*To do:*
Below is a listing. Gather each line of it that contains "Temperature".

Figure dataset records:
■ ■ ■ ■ ■ ■ ■
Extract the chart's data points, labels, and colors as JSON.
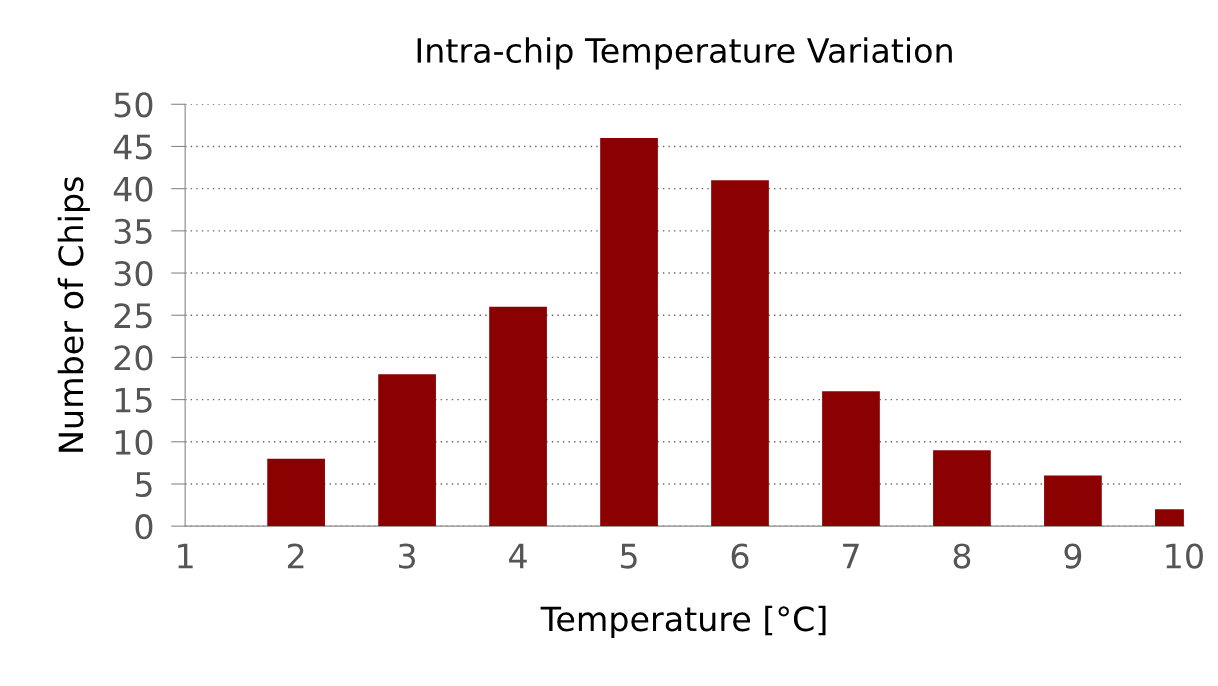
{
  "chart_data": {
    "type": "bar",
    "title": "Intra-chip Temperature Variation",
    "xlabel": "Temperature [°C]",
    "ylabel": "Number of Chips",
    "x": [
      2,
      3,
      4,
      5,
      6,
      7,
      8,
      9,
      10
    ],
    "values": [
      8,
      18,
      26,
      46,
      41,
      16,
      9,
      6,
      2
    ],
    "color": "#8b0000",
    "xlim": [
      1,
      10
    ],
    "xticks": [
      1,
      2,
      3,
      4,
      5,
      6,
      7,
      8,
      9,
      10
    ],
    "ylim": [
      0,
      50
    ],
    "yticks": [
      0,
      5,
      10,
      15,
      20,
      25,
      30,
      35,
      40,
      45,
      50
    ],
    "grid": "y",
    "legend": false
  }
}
■ ■ ■ ■ ■ ■ ■
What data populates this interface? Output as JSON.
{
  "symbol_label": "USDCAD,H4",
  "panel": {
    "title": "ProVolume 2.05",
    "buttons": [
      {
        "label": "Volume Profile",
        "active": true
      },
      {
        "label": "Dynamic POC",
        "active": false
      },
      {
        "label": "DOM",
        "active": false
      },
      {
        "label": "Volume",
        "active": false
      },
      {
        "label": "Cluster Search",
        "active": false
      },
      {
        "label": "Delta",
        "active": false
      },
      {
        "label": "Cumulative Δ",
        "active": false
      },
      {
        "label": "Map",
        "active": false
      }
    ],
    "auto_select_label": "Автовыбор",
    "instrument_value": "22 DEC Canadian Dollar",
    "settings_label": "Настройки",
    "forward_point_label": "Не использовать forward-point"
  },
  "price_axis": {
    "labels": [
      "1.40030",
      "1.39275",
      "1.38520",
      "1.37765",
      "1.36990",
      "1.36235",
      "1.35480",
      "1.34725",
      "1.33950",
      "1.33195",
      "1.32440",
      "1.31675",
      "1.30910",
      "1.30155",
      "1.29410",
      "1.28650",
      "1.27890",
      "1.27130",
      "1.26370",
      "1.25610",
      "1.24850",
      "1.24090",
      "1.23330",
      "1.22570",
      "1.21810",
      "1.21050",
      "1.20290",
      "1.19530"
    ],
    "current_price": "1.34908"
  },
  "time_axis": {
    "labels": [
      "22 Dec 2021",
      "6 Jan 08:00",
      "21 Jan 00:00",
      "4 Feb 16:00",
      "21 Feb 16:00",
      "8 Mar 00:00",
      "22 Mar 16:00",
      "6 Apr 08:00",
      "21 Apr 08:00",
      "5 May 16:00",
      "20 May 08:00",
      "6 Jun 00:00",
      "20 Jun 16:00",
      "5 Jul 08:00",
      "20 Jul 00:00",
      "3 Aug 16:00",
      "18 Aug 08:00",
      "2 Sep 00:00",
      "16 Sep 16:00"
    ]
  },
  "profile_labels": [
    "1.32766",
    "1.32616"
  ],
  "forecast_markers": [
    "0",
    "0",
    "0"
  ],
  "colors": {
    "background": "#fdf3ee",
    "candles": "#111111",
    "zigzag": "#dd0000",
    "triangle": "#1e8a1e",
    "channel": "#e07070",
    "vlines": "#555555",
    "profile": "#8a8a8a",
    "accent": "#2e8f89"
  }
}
■ ■ ■ ■ ■ ■ ■
*Written response:*
    "title": "Intra-chip Temperature Variation",
    "xlabel": "Temperature [°C]",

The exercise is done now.